Locate the lines of the listing below that hold "Forgot", then copy each of them.

-- START OF Listing --

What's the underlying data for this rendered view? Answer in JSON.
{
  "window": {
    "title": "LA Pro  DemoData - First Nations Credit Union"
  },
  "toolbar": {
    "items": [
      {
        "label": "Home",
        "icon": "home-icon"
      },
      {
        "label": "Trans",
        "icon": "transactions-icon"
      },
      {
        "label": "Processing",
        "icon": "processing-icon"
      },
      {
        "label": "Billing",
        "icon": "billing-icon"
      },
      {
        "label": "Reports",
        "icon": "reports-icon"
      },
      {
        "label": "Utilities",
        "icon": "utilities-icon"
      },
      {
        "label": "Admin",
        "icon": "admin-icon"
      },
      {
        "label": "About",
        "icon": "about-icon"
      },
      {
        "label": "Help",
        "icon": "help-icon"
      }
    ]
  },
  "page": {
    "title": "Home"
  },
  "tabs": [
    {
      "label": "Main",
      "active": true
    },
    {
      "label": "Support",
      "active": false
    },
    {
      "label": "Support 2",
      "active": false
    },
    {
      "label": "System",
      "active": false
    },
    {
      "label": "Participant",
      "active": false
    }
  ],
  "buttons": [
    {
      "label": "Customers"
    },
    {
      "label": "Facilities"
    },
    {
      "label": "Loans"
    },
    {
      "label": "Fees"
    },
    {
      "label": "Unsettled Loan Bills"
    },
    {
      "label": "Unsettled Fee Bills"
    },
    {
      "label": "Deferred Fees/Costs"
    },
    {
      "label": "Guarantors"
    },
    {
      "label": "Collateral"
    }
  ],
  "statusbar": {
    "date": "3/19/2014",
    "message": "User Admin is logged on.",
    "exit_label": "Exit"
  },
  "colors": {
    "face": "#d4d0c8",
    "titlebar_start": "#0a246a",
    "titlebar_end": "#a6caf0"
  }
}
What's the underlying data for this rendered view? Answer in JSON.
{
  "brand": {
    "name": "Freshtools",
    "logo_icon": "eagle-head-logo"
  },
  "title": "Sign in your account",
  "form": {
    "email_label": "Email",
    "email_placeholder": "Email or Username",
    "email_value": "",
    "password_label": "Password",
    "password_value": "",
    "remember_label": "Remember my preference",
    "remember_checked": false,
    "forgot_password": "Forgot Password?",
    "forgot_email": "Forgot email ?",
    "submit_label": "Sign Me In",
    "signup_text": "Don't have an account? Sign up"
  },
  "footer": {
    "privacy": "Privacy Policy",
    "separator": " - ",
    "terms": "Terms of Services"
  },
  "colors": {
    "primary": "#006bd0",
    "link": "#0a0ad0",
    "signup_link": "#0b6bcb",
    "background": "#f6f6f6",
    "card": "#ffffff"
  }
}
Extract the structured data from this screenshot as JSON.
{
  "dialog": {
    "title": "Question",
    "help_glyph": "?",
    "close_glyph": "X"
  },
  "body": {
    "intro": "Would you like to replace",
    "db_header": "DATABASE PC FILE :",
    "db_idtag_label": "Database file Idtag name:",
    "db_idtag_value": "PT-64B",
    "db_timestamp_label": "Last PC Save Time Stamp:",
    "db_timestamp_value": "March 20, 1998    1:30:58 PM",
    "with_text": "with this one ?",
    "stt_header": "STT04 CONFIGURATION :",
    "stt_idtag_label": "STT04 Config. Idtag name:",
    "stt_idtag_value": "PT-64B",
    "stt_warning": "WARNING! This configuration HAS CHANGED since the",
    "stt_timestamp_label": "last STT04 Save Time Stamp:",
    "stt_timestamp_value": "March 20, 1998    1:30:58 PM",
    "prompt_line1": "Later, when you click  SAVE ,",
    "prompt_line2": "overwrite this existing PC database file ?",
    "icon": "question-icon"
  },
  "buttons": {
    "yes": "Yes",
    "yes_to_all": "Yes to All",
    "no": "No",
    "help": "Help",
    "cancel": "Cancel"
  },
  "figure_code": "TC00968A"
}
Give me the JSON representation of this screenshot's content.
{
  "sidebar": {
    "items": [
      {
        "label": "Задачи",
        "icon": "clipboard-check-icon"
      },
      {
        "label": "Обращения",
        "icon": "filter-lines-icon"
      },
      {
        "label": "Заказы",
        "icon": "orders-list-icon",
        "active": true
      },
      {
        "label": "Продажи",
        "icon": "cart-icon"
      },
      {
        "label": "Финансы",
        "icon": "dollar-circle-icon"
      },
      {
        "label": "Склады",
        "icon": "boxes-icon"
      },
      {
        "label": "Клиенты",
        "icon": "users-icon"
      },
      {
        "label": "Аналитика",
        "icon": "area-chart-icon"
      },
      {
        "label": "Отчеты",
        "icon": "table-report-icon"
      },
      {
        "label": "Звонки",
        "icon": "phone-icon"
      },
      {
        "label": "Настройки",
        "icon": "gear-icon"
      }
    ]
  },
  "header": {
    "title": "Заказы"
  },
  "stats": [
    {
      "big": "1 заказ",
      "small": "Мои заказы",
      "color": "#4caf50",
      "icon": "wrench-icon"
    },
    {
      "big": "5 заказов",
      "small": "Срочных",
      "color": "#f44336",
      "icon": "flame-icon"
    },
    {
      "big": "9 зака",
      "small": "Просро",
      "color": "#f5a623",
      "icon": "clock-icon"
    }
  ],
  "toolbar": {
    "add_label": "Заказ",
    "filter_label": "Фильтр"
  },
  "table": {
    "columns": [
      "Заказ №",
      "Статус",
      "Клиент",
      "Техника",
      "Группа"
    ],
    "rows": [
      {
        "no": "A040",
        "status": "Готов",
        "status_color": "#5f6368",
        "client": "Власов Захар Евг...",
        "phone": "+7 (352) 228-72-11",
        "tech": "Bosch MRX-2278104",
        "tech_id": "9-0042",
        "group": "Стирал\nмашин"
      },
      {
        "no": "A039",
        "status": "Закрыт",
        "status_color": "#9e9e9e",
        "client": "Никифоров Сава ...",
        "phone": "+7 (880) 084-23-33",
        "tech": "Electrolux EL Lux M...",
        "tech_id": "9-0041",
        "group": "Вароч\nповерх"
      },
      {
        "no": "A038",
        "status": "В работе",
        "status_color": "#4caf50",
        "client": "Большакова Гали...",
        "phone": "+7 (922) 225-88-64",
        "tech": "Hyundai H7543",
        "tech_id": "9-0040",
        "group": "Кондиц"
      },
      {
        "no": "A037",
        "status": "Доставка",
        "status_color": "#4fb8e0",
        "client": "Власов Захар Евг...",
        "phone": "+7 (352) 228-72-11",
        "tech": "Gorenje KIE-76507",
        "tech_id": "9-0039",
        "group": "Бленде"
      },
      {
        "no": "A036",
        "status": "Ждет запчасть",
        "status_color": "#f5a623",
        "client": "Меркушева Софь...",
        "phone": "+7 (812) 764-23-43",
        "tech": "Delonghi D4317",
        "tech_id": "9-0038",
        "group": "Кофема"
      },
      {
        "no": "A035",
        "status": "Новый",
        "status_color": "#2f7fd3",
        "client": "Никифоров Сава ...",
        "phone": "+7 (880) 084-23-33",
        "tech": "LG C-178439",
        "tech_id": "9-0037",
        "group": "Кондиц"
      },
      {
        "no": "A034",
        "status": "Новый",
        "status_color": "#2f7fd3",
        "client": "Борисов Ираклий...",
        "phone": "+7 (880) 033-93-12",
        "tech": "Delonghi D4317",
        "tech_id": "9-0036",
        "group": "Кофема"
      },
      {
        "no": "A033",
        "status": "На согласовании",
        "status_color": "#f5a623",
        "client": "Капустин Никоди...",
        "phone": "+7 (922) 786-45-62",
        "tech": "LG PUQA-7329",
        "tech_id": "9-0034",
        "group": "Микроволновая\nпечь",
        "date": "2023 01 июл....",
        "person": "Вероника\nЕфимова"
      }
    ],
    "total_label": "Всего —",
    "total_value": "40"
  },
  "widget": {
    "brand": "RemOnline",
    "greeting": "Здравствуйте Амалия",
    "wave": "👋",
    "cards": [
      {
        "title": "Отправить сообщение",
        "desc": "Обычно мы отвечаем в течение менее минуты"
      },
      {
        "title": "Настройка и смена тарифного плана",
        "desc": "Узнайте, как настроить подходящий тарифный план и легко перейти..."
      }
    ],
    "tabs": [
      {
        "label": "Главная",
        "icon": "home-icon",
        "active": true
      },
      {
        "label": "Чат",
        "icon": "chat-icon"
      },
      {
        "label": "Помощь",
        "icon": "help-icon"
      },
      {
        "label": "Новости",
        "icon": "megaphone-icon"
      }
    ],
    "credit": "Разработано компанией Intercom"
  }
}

-- END OF Listing --

▸ Output for this task
    "forgot_password": "Forgot Password?",
    "forgot_email": "Forgot email ?",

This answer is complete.